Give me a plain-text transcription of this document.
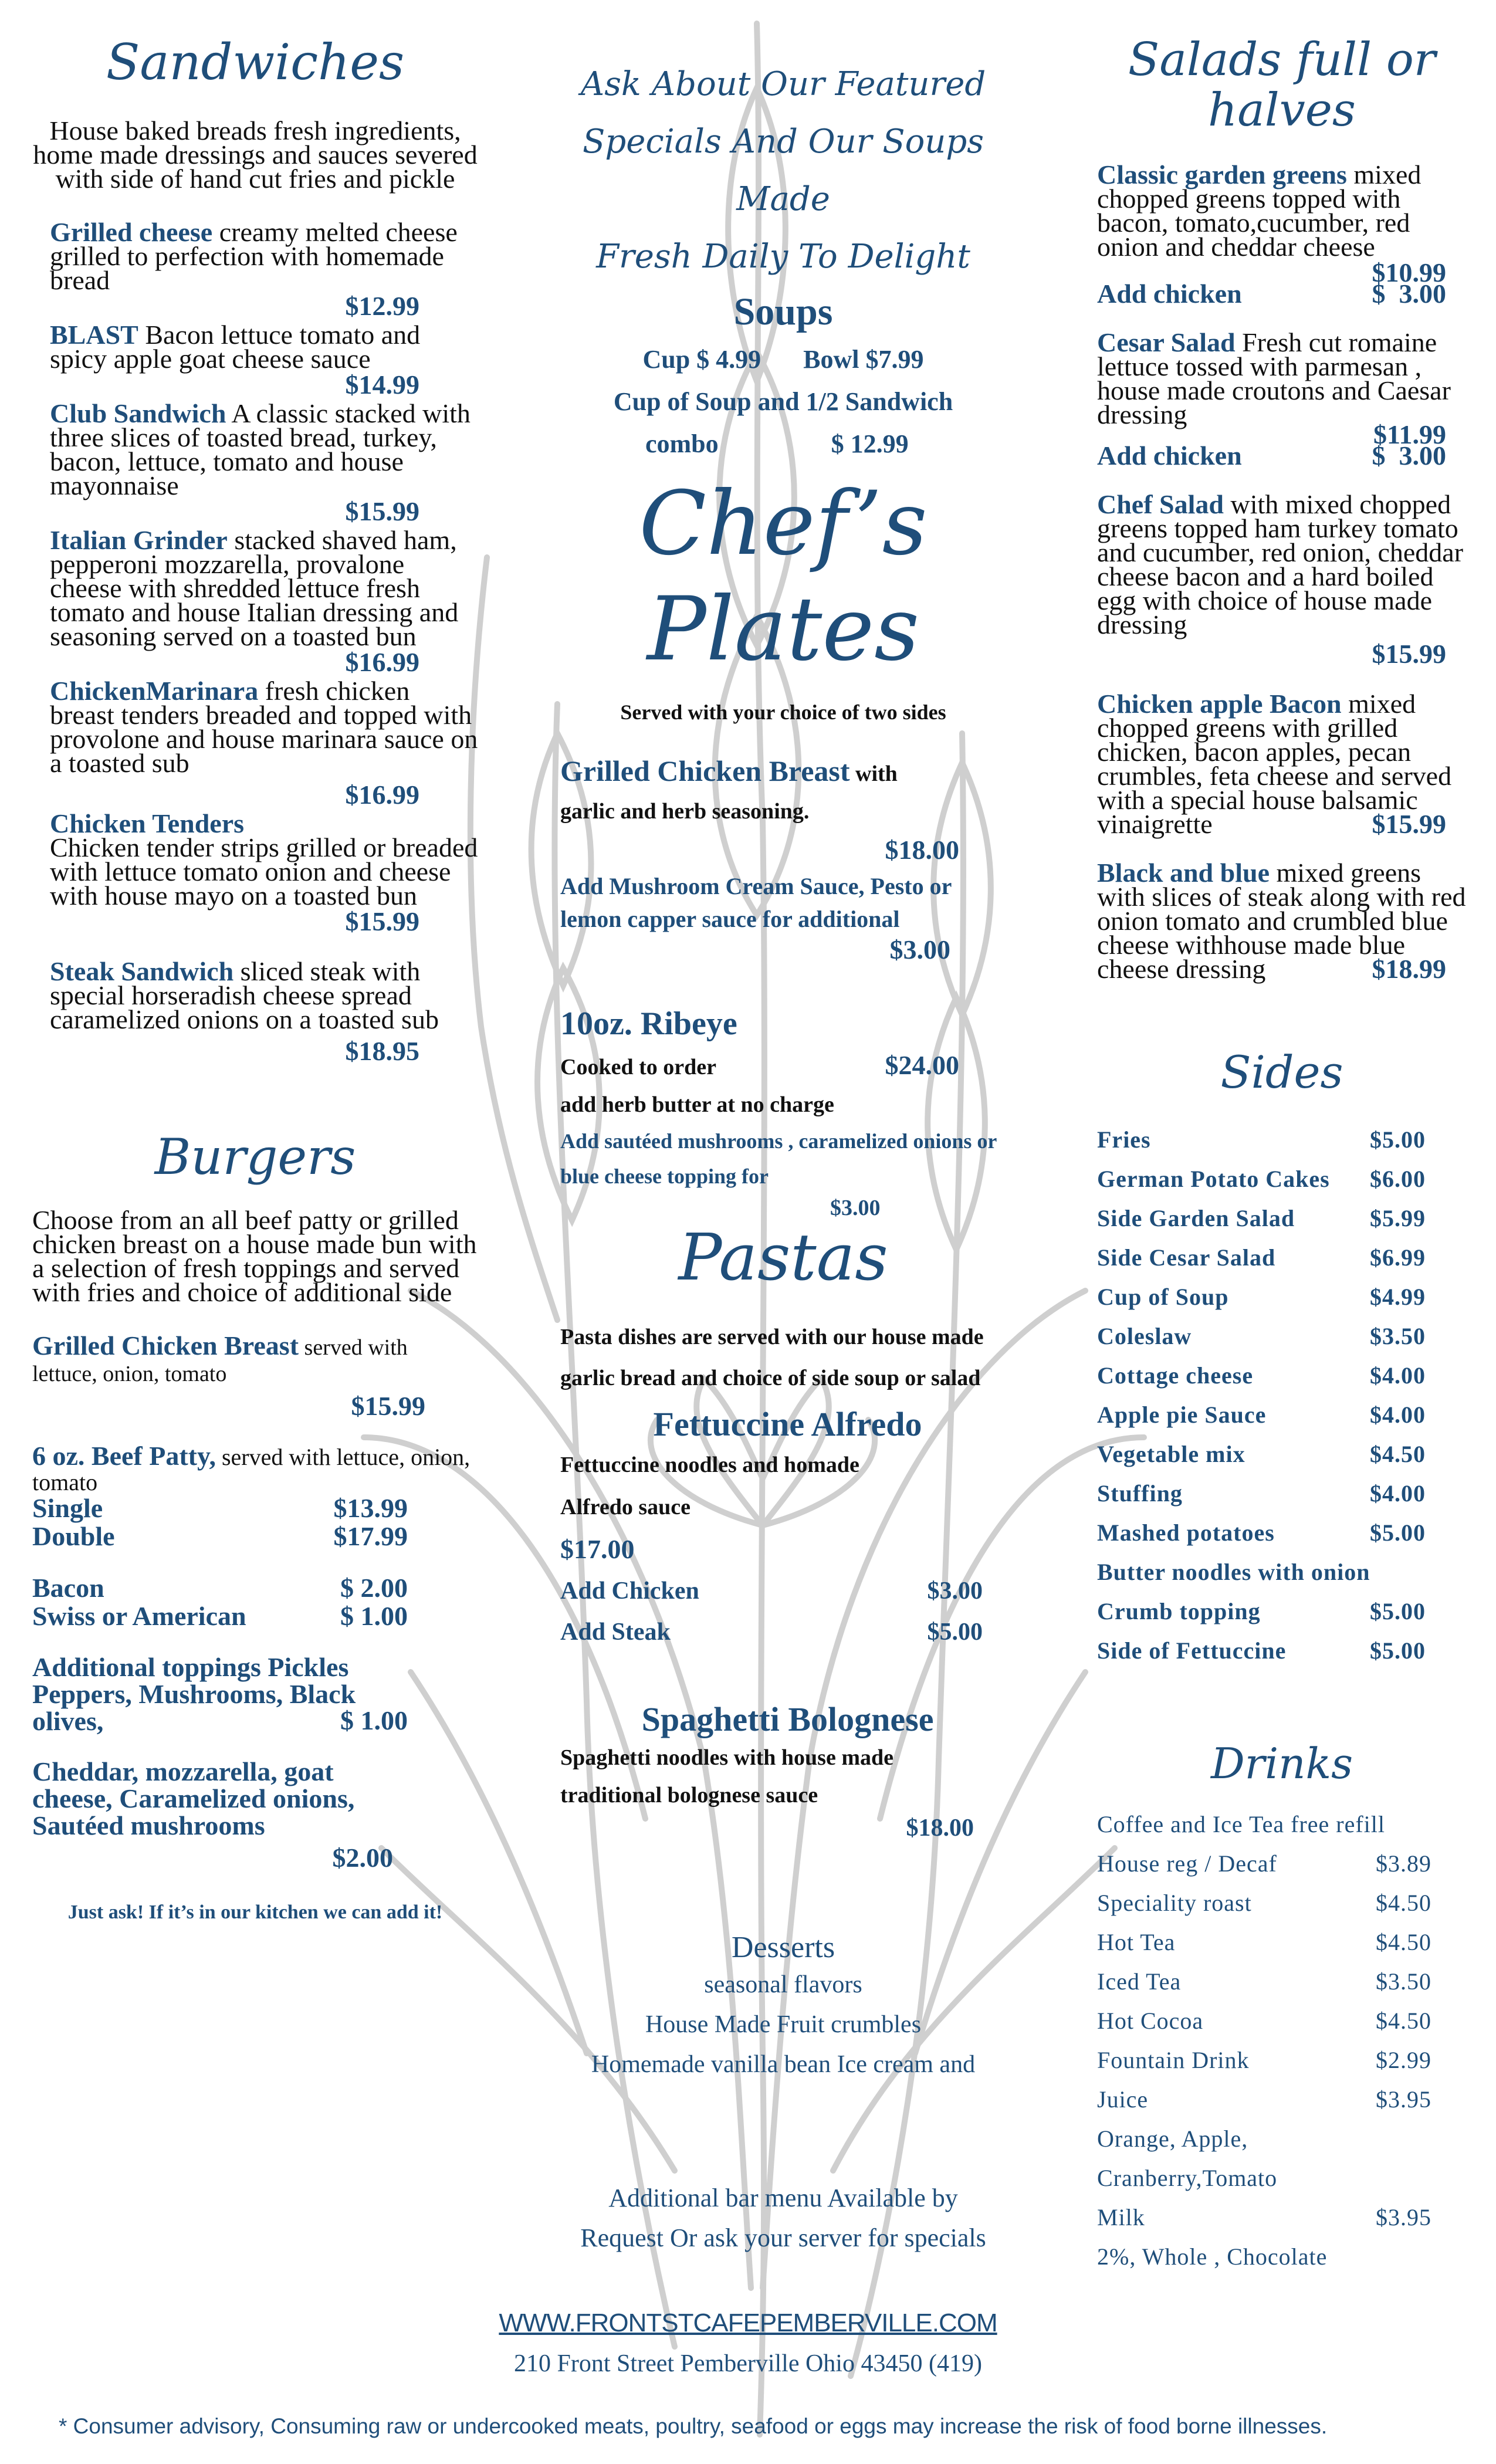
Sandwiches

House baked breads fresh ingredients, home made dressings and sauces severed with side of hand cut fries and pickle

Grilled cheese creamy melted cheese grilled to perfection with homemade bread

$12.99

BLAST Bacon lettuce tomato and spicy apple goat cheese sauce

$14.99

Club Sandwich A classic stacked with three slices of toasted bread, turkey, bacon, lettuce, tomato and house mayonnaise

$15.99

Italian Grinder stacked shaved ham, pepperoni mozzarella, provalone cheese with shredded lettuce fresh tomato and house Italian dressing and seasoning served on a toasted bun

$16.99

ChickenMarinara fresh chicken breast tenders breaded and topped with provolone and house marinara sauce on a toasted sub

$16.99

Chicken Tenders
Chicken tender strips grilled or breaded with lettuce tomato onion and cheese with house mayo on a toasted bun

$15.99

Steak Sandwich sliced steak with special horseradish cheese spread caramelized onions on a toasted sub

$18.95
Burgers

Choose from an all beef patty or grilled chicken breast on a house made bun with a selection of fresh toppings and served with fries and choice of additional side

Grilled Chicken Breast served with lettuce, onion, tomato

$15.99

6 oz. Beef Patty, served with lettuce, onion, tomato

Single	$13.99
Double	$17.99
Bacon	$ 2.00
Swiss or American	$ 1.00
Additional toppings Pickles Peppers, Mushrooms, Black olives,	$ 1.00
Cheddar, mozzarella, goat cheese, Caramelized onions, Sautéed mushrooms
$2.00

Just ask! If it’s in our kitchen we can add it!

Ask About Our Featured
Specials And Our Soups Made
Fresh Daily To Delight
Soups
Cup $ 4.99 Bowl $7.99
Cup of Soup and 1/2 Sandwich
combo	$ 12.99
Chef’s Plates
Served with your choice of two sides
Grilled Chicken Breast with
garlic and herb seasoning.
$18.00
Add Mushroom Cream Sauce, Pesto or lemon capper sauce for additional
$3.00
10oz. Ribeye
Cooked to order	$24.00
add herb butter at no charge
Add sautéed mushrooms , caramelized onions or blue cheese topping for
$3.00
Pastas
Pasta dishes are served with our house made garlic bread and choice of side soup or salad
Fettuccine Alfredo
Fettuccine noodles and homade
Alfredo sauce
$17.00
Add Chicken	$3.00
Add Steak	$5.00
Spaghetti Bolognese
Spaghetti noodles with house made
traditional bolognese sauce
$18.00
Desserts
seasonal flavors
House Made Fruit crumbles
Homemade vanilla bean Ice cream and
Additional bar menu Available by
Request Or ask your server for specials
Salads full or halves

Classic garden greens mixed chopped greens topped with bacon, tomato,cucumber, red onion and cheddar cheese

$10.99
Add chicken	$  3.00

Cesar Salad Fresh cut romaine lettuce tossed with parmesan , house made croutons and Caesar dressing

$11.99
Add chicken	$  3.00

Chef Salad with mixed chopped greens topped ham turkey tomato and cucumber, red onion, cheddar cheese bacon and a hard boiled egg with choice of house made dressing

$15.99

Chicken apple Bacon mixed chopped greens with grilled chicken, bacon apples, pecan crumbles, feta cheese and served with a special house balsamic vinaigrette	$15.99

Black and blue mixed greens with slices of steak along with red onion tomato and crumbled blue cheese withhouse made blue cheese dressing	$18.99
Sides
Fries	$5.00
German Potato Cakes $6.00
Side Garden Salad	$5.99
Side Cesar Salad	$6.99
Cup of Soup	$4.99
Coleslaw	$3.50
Cottage cheese	$4.00
Apple pie Sauce	$4.00
Vegetable mix	$4.50
Stuffing	$4.00
Mashed potatoes	$5.00
Butter noodles with onion
Crumb topping	$5.00
Side of Fettuccine	$5.00
Drinks
Coffee and Ice Tea free refill
House reg / Decaf	$3.89
Speciality roast	$4.50
Hot Tea	$4.50
Iced Tea	$3.50
Hot Cocoa	$4.50
Fountain Drink	$2.99
Juice	$3.95
Orange, Apple,
Cranberry,Tomato
Milk	$3.95
2%, Whole , Chocolate
WWW.FRONTSTCAFEPEMBERVILLE.COM
210 Front Street Pemberville Ohio 43450 (419)
* Consumer advisory, Consuming raw or undercooked meats, poultry, seafood or eggs may increase the risk of food borne illnesses.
○ ○ ○
- **Given request**:
Go through the data and gather every line that holds "Chef".

- **Completed exercise**:
Chef’s Plates
Chef Salad with mixed chopped greens topped ham turkey tomato and cucumber, red onion, cheddar cheese bacon and a hard boiled egg with choice of house made dressing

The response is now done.